◆ Aim of the exercise ◆
Print the data exactly as it is given, please.

◆ Supplied material ◆
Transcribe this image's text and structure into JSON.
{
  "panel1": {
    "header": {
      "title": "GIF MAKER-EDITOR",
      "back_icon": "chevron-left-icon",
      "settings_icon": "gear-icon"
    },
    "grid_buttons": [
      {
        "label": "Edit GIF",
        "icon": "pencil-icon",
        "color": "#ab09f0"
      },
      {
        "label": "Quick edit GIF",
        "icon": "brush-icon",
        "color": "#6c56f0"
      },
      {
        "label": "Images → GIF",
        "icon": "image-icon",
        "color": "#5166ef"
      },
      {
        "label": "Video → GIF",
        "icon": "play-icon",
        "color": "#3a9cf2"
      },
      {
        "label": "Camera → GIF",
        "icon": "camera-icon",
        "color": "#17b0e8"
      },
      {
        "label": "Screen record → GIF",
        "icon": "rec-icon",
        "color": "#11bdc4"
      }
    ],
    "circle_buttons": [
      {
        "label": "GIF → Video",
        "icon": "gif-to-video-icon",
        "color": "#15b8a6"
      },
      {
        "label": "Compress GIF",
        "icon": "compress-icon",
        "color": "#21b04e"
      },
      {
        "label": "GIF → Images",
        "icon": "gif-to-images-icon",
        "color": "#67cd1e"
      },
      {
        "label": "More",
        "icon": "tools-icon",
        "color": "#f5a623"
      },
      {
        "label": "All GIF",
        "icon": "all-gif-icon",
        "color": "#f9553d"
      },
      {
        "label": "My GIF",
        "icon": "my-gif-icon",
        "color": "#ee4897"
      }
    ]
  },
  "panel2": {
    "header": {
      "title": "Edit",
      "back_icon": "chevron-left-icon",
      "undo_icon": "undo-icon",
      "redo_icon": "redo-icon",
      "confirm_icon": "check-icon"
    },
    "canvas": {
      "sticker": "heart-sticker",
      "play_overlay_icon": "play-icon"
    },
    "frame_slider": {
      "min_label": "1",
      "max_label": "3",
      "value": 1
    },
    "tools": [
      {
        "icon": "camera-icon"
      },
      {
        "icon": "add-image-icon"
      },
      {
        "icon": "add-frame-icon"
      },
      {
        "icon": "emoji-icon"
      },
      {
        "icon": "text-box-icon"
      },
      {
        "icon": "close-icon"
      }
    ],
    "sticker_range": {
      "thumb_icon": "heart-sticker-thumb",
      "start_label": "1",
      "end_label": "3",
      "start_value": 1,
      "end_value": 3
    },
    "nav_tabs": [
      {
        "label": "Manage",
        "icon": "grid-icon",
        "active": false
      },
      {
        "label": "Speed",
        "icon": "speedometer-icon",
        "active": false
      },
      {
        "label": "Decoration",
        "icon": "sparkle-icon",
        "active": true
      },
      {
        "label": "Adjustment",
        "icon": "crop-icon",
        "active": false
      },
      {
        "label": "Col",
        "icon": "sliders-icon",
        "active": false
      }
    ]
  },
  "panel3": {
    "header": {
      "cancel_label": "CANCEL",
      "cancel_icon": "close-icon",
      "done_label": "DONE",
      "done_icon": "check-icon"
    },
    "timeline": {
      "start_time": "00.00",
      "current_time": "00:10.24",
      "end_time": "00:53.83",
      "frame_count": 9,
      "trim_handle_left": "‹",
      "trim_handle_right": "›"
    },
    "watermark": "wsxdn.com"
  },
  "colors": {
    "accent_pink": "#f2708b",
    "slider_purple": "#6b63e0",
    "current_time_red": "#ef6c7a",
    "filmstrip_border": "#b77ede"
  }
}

◆ Exercise response ◆
Transcribe this image's text and structure into JSON.
{
  "panel1": {
    "header": {
      "title": "GIF MAKER-EDITOR",
      "back_icon": "chevron-left-icon",
      "settings_icon": "gear-icon"
    },
    "grid_buttons": [
      {
        "label": "Edit GIF",
        "icon": "pencil-icon",
        "color": "#ab09f0"
      },
      {
        "label": "Quick edit GIF",
        "icon": "brush-icon",
        "color": "#6c56f0"
      },
      {
        "label": "Images → GIF",
        "icon": "image-icon",
        "color": "#5166ef"
      },
      {
        "label": "Video → GIF",
        "icon": "play-icon",
        "color": "#3a9cf2"
      },
      {
        "label": "Camera → GIF",
        "icon": "camera-icon",
        "color": "#17b0e8"
      },
      {
        "label": "Screen record → GIF",
        "icon": "rec-icon",
        "color": "#11bdc4"
      }
    ],
    "circle_buttons": [
      {
        "label": "GIF → Video",
        "icon": "gif-to-video-icon",
        "color": "#15b8a6"
      },
      {
        "label": "Compress GIF",
        "icon": "compress-icon",
        "color": "#21b04e"
      },
      {
        "label": "GIF → Images",
        "icon": "gif-to-images-icon",
        "color": "#67cd1e"
      },
      {
        "label": "More",
        "icon": "tools-icon",
        "color": "#f5a623"
      },
      {
        "label": "All GIF",
        "icon": "all-gif-icon",
        "color": "#f9553d"
      },
      {
        "label": "My GIF",
        "icon": "my-gif-icon",
        "color": "#ee4897"
      }
    ]
  },
  "panel2": {
    "header": {
      "title": "Edit",
      "back_icon": "chevron-left-icon",
      "undo_icon": "undo-icon",
      "redo_icon": "redo-icon",
      "confirm_icon": "check-icon"
    },
    "canvas": {
      "sticker": "heart-sticker",
      "play_overlay_icon": "play-icon"
    },
    "frame_slider": {
      "min_label": "1",
      "max_label": "3",
      "value": 1
    },
    "tools": [
      {
        "icon": "camera-icon"
      },
      {
        "icon": "add-image-icon"
      },
      {
        "icon": "add-frame-icon"
      },
      {
        "icon": "emoji-icon"
      },
      {
        "icon": "text-box-icon"
      },
      {
        "icon": "close-icon"
      }
    ],
    "sticker_range": {
      "thumb_icon": "heart-sticker-thumb",
      "start_label": "1",
      "end_label": "3",
      "start_value": 1,
      "end_value": 3
    },
    "nav_tabs": [
      {
        "label": "Manage",
        "icon": "grid-icon",
        "active": false
      },
      {
        "label": "Speed",
        "icon": "speedometer-icon",
        "active": false
      },
      {
        "label": "Decoration",
        "icon": "sparkle-icon",
        "active": true
      },
      {
        "label": "Adjustment",
        "icon": "crop-icon",
        "active": false
      },
      {
        "label": "Col",
        "icon": "sliders-icon",
        "active": false
      }
    ]
  },
  "panel3": {
    "header": {
      "cancel_label": "CANCEL",
      "cancel_icon": "close-icon",
      "done_label": "DONE",
      "done_icon": "check-icon"
    },
    "timeline": {
      "start_time": "00.00",
      "current_time": "00:10.24",
      "end_time": "00:53.83",
      "frame_count": 9,
      "trim_handle_left": "‹",
      "trim_handle_right": "›"
    },
    "watermark": "wsxdn.com"
  },
  "colors": {
    "accent_pink": "#f2708b",
    "slider_purple": "#6b63e0",
    "current_time_red": "#ef6c7a",
    "filmstrip_border": "#b77ede"
  }
}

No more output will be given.